▶ [Work required]
Write out the material again exactly, please, and omit the pictures.
-- start Supplied entries --
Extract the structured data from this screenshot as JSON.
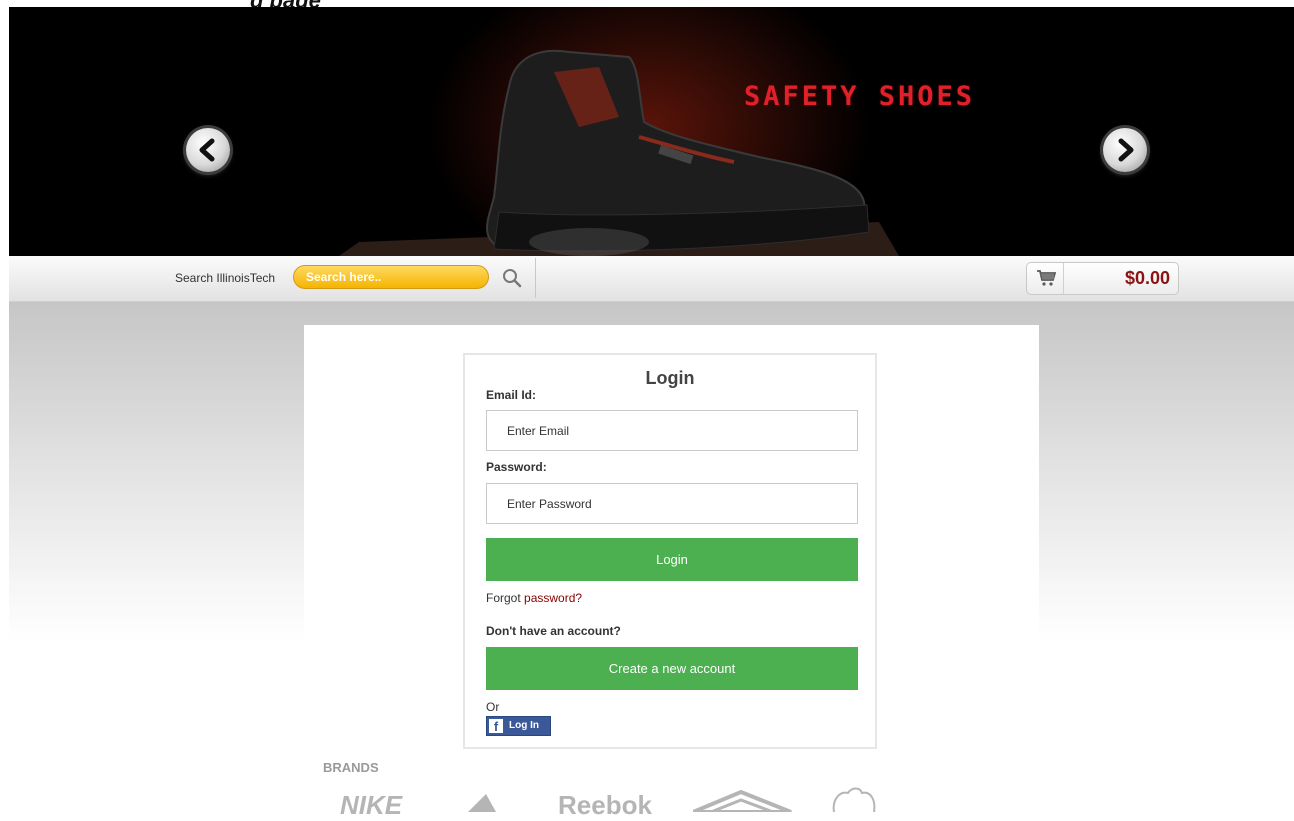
{
  "page": {
    "header_cut_text": "g page"
  },
  "banner": {
    "title": "SAFETY SHOES",
    "prev_icon": "chevron-left-icon",
    "next_icon": "chevron-right-icon"
  },
  "search": {
    "label": "Search IllinoisTech",
    "placeholder": "Search here..",
    "button_icon": "search-icon"
  },
  "cart": {
    "icon": "cart-icon",
    "total": "$0.00"
  },
  "login": {
    "title": "Login",
    "email_label": "Email Id:",
    "email_placeholder": "Enter Email",
    "password_label": "Password:",
    "password_placeholder": "Enter Password",
    "login_button": "Login",
    "forgot_prefix": "Forgot ",
    "forgot_link": "password?",
    "no_account": "Don't have an account?",
    "create_button": "Create a new account",
    "or_text": "Or",
    "fb_login": "Log In"
  },
  "brands": {
    "title": "BRANDS",
    "items": [
      "NIKE",
      "adidas",
      "Reebok",
      "Umbro",
      "Puma"
    ]
  },
  "colors": {
    "accent_green": "#4caf50",
    "search_yellow": "#f5b400",
    "price_red": "#8c1313",
    "banner_title_red": "#e0212a",
    "facebook_blue": "#3b5998"
  }
}
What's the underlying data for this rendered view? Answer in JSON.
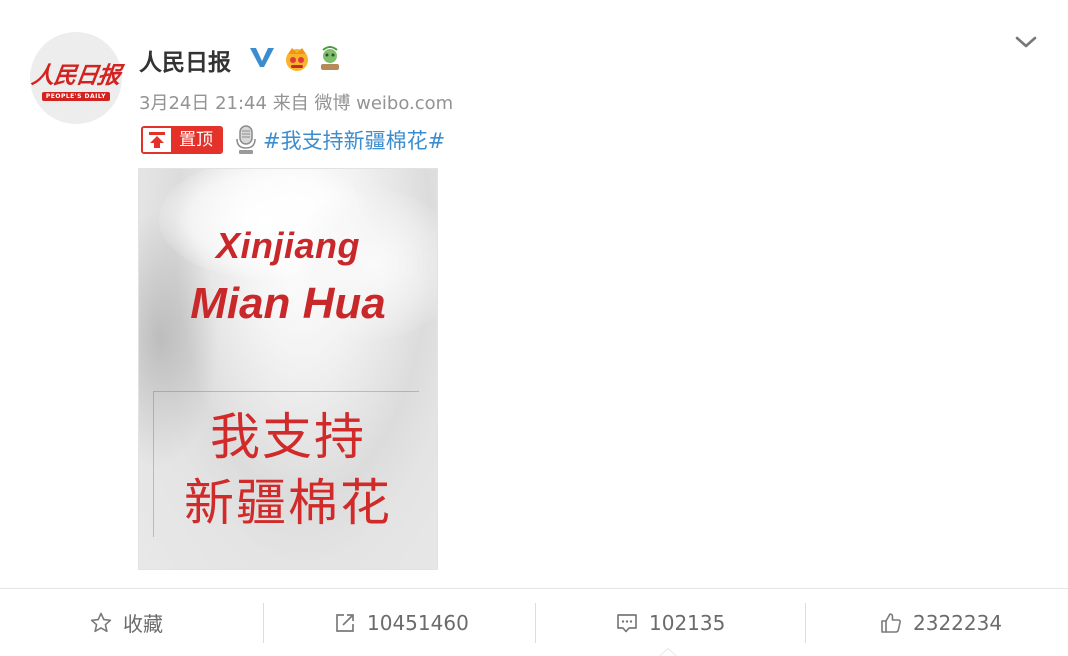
-- end Supplied entries --
▶ [Full output]
Extract the structured data from this screenshot as JSON.
{
  "page": {
    "header_cut_text": "g page"
  },
  "banner": {
    "title": "SAFETY SHOES",
    "prev_icon": "chevron-left-icon",
    "next_icon": "chevron-right-icon"
  },
  "search": {
    "label": "Search IllinoisTech",
    "placeholder": "Search here..",
    "button_icon": "search-icon"
  },
  "cart": {
    "icon": "cart-icon",
    "total": "$0.00"
  },
  "login": {
    "title": "Login",
    "email_label": "Email Id:",
    "email_placeholder": "Enter Email",
    "password_label": "Password:",
    "password_placeholder": "Enter Password",
    "login_button": "Login",
    "forgot_prefix": "Forgot ",
    "forgot_link": "password?",
    "no_account": "Don't have an account?",
    "create_button": "Create a new account",
    "or_text": "Or",
    "fb_login": "Log In"
  },
  "brands": {
    "title": "BRANDS",
    "items": [
      "NIKE",
      "adidas",
      "Reebok",
      "Umbro",
      "Puma"
    ]
  },
  "colors": {
    "accent_green": "#4caf50",
    "search_yellow": "#f5b400",
    "price_red": "#8c1313",
    "banner_title_red": "#e0212a",
    "facebook_blue": "#3b5998"
  }
}
What's the underlying data for this rendered view? Answer in JSON.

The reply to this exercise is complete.